> **Records for this exercise**

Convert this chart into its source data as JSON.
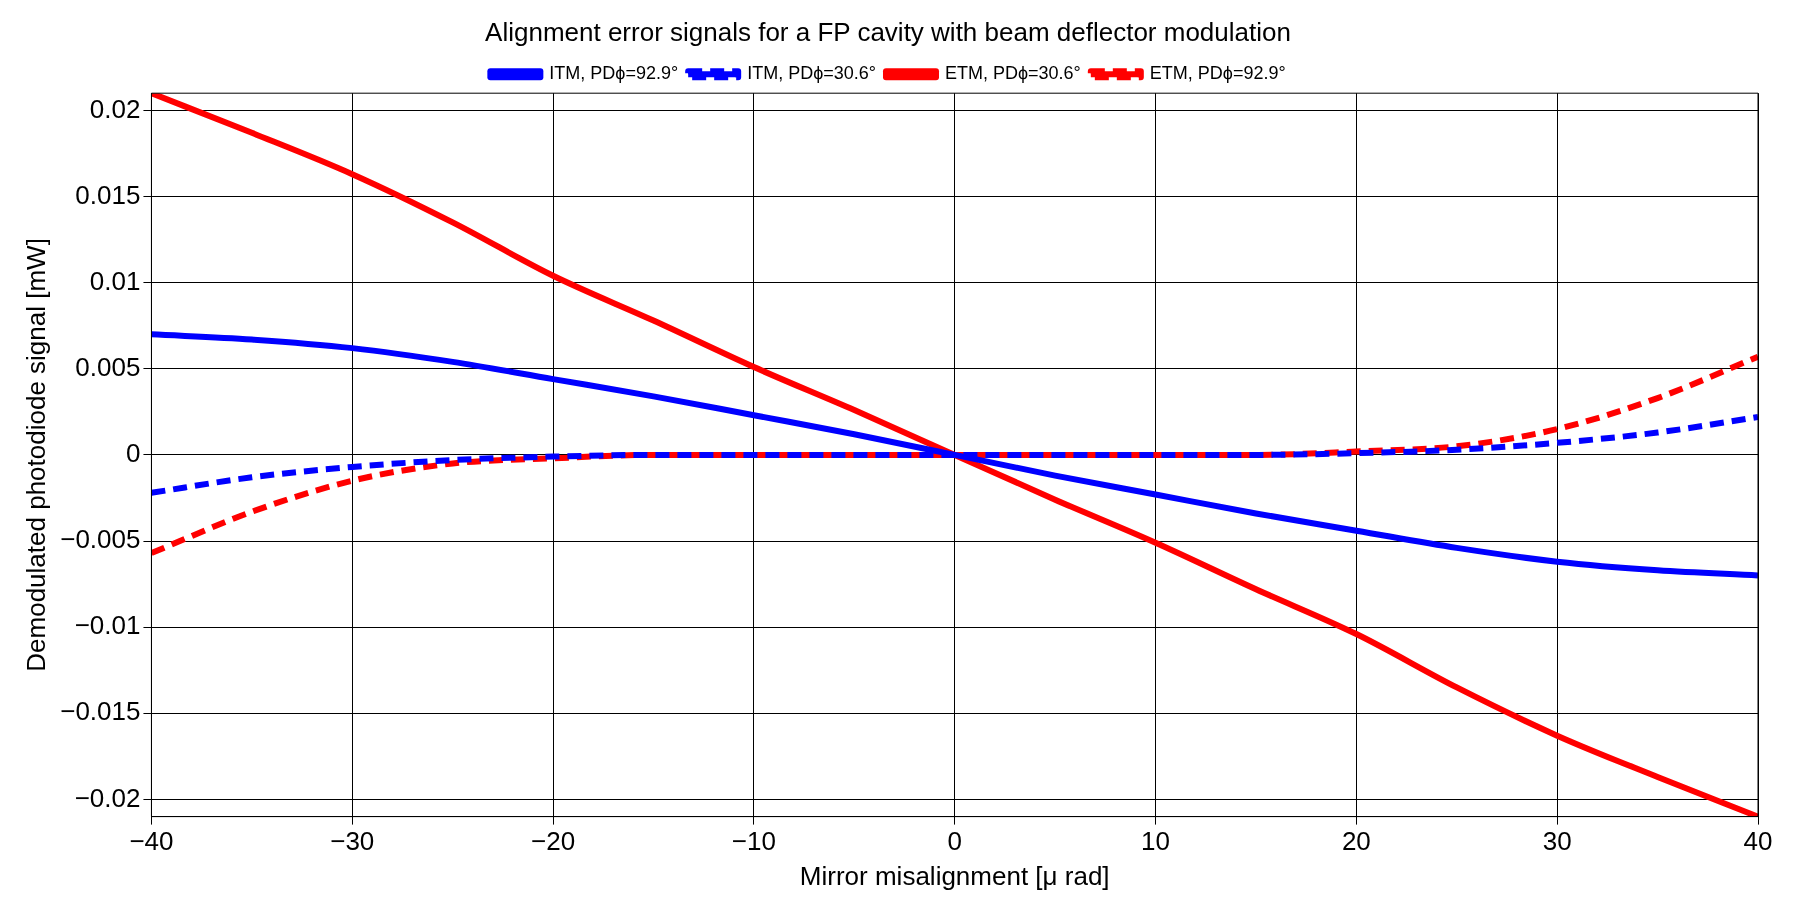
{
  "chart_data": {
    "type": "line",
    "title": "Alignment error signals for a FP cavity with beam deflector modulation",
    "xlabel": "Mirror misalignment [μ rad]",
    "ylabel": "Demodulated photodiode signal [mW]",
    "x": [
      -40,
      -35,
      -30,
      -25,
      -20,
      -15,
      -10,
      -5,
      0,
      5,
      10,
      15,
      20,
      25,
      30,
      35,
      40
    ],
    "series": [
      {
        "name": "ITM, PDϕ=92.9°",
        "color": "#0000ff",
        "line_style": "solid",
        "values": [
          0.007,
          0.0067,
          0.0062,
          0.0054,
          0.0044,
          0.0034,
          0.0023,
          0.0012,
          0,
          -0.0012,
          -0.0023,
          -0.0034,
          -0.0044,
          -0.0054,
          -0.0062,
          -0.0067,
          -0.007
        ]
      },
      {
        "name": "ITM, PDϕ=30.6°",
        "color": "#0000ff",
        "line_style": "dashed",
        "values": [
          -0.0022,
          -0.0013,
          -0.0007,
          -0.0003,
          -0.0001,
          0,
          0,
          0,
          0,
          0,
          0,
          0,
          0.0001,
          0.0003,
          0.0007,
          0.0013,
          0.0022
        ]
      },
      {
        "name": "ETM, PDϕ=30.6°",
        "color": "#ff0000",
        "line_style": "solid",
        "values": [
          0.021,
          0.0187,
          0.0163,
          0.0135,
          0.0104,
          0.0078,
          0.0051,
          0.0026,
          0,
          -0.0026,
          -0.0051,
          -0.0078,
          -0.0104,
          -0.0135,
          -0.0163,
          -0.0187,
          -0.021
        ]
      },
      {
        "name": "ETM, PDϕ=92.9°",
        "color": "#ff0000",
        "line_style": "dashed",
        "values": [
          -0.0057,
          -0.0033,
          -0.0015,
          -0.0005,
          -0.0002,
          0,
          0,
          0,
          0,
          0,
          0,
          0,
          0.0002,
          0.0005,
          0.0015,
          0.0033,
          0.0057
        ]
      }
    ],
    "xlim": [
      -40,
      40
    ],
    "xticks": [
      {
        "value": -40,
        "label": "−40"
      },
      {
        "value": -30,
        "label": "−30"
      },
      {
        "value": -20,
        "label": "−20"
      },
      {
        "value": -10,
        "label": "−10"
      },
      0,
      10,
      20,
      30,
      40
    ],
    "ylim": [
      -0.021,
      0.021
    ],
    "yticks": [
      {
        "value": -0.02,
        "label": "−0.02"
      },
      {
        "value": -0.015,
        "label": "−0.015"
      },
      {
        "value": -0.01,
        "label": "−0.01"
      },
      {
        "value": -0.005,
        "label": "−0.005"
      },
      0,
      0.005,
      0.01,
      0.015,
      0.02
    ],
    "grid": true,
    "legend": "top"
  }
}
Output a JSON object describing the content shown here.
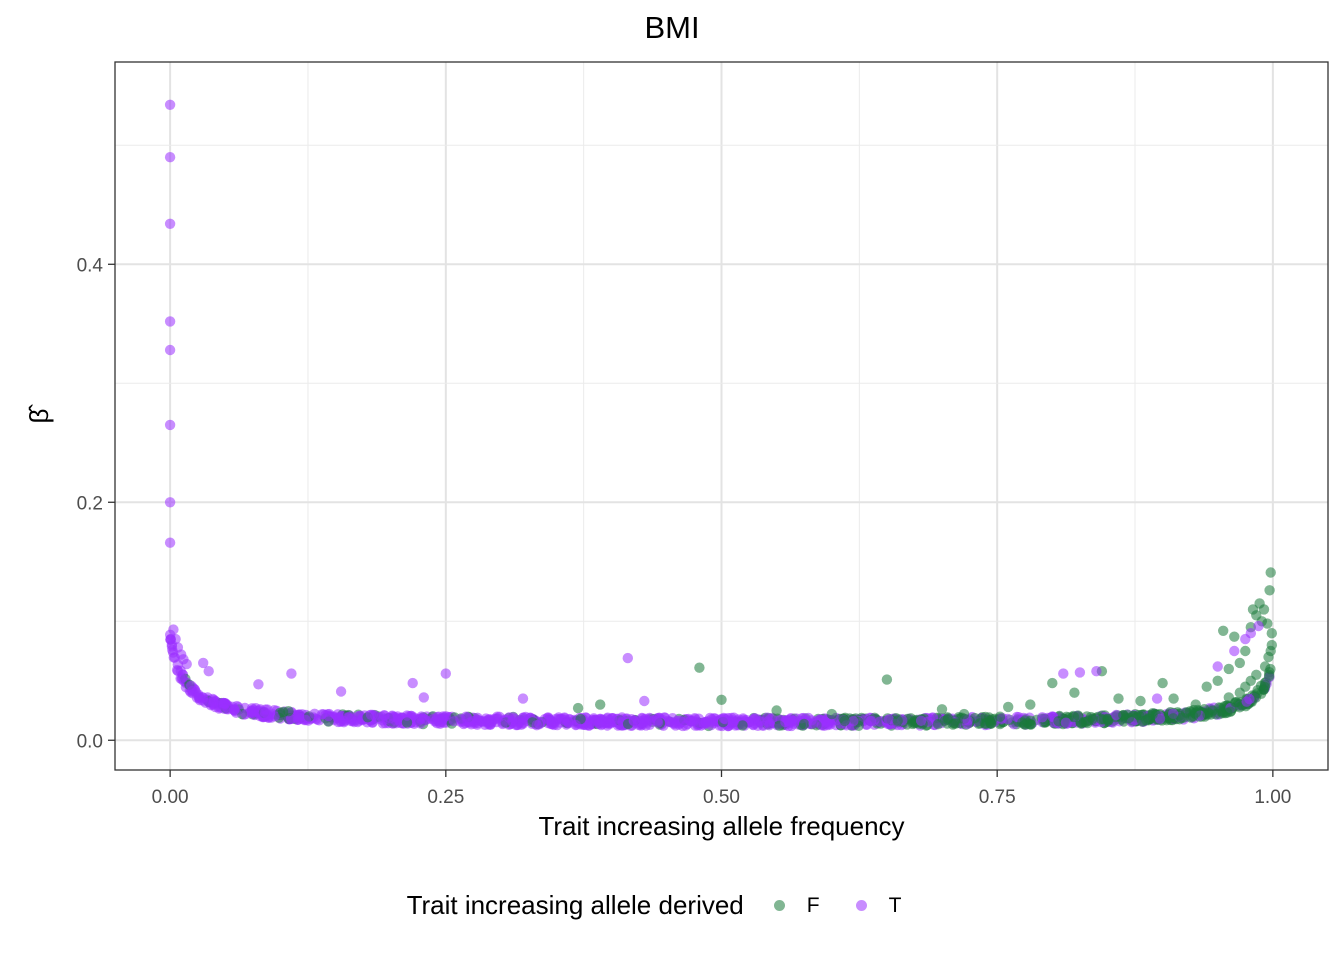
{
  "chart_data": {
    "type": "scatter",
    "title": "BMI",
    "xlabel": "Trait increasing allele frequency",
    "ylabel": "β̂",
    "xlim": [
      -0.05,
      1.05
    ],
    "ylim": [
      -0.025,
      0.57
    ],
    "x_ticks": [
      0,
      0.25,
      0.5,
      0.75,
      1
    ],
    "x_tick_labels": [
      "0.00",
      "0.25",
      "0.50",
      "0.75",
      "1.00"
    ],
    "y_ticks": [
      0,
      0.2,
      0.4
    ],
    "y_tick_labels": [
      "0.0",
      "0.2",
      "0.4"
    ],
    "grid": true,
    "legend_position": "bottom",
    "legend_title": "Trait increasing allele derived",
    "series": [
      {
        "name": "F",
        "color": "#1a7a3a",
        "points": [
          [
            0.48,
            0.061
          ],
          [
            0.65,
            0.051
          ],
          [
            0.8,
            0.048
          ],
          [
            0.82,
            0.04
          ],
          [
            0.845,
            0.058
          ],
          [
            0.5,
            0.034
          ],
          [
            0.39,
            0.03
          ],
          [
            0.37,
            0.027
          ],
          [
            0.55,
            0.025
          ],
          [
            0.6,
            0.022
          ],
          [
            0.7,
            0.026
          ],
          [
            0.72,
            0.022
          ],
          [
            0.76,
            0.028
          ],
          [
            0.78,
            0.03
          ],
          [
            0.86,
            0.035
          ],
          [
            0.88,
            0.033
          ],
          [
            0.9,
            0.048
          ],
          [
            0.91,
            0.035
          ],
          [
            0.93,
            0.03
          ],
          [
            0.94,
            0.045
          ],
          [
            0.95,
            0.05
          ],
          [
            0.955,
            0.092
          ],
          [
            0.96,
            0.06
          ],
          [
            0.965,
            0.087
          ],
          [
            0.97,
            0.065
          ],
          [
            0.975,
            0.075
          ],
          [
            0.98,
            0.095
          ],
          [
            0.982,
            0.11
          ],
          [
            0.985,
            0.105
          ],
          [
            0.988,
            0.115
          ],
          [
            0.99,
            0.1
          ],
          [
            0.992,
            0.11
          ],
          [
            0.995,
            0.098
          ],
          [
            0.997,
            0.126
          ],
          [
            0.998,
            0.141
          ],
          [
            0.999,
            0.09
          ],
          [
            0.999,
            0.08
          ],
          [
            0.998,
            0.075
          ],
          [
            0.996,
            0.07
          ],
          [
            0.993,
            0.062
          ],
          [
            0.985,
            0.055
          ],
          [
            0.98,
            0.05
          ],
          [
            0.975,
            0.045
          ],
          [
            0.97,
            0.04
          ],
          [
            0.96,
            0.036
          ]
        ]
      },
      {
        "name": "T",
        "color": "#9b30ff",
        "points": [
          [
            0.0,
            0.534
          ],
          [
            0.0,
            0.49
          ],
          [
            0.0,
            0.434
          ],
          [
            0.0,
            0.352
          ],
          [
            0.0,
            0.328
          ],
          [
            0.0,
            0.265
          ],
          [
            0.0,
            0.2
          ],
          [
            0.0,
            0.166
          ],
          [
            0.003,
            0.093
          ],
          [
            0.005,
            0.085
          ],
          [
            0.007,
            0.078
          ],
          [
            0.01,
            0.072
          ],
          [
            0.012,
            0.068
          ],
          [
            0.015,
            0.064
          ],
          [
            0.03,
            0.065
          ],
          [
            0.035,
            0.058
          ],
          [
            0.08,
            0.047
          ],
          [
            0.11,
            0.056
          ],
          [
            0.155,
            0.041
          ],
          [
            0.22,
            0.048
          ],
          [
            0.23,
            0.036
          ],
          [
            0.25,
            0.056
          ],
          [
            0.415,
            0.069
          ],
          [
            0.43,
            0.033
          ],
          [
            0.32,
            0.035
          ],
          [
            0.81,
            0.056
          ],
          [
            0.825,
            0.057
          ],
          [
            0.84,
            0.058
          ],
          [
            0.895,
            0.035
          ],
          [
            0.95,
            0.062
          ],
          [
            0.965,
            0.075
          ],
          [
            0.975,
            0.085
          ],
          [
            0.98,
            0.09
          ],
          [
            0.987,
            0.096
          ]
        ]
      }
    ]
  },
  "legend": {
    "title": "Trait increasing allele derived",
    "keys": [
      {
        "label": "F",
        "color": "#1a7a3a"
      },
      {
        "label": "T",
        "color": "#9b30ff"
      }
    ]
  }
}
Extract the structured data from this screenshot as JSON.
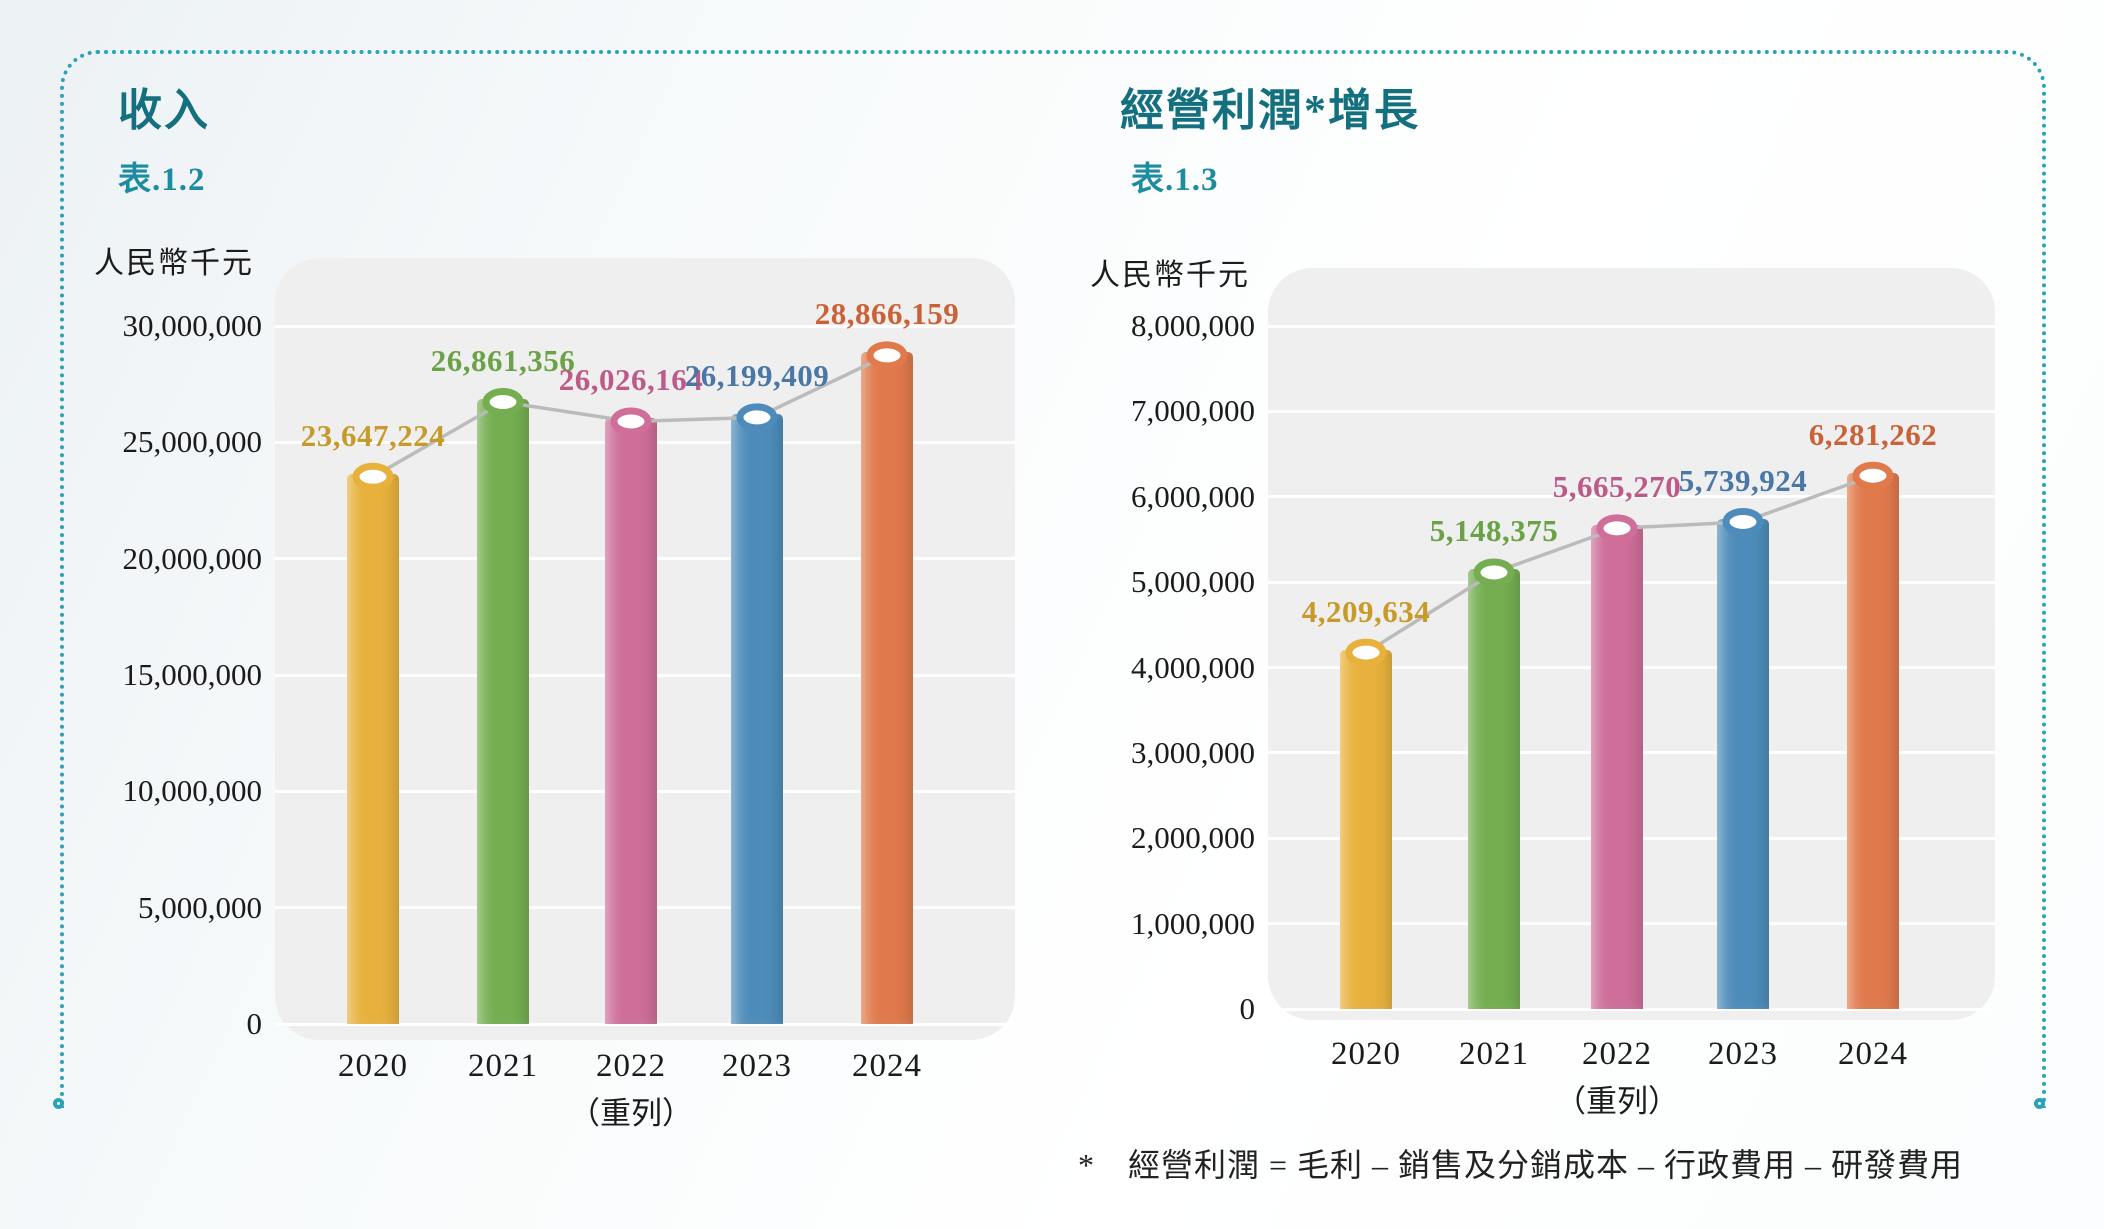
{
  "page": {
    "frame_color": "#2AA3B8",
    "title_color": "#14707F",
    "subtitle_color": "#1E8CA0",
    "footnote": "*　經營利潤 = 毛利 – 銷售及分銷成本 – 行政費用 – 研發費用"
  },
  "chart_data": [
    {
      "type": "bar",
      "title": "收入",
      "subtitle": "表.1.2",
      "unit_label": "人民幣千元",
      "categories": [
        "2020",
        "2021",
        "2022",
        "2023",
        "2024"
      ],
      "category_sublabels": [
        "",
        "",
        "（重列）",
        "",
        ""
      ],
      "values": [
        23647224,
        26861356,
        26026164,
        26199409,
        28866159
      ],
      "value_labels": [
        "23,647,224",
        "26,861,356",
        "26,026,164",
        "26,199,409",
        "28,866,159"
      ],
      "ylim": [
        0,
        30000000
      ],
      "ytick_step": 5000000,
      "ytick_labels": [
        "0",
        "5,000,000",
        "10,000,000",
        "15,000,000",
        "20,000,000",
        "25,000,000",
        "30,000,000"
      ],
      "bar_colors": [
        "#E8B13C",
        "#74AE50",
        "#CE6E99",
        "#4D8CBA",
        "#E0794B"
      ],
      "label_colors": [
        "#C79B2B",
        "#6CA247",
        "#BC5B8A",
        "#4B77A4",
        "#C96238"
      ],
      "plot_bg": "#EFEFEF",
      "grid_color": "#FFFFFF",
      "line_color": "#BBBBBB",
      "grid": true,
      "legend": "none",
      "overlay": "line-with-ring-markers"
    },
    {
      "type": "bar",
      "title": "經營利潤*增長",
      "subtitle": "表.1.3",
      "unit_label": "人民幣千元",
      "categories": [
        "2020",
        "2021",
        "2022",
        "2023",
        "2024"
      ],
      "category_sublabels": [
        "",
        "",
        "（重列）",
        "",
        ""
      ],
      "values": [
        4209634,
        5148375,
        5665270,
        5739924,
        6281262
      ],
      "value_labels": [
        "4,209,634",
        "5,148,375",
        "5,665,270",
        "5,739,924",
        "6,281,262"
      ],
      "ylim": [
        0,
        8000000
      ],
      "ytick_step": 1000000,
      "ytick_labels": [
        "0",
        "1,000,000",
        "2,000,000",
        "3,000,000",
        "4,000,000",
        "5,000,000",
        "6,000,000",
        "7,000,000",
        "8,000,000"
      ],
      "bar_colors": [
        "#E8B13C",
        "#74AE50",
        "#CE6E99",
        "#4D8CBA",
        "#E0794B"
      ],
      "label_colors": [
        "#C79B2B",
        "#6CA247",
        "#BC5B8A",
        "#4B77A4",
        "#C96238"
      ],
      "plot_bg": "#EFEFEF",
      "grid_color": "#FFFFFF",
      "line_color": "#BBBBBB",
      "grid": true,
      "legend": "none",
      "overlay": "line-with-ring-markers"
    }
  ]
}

> **Directive**
Gather each line in the entries above where the string "ylabel" is found.

> **Reply to the task**
    "ylabel": "Demodulated photodiode signal [mW]",
    "ylabel": "β̂",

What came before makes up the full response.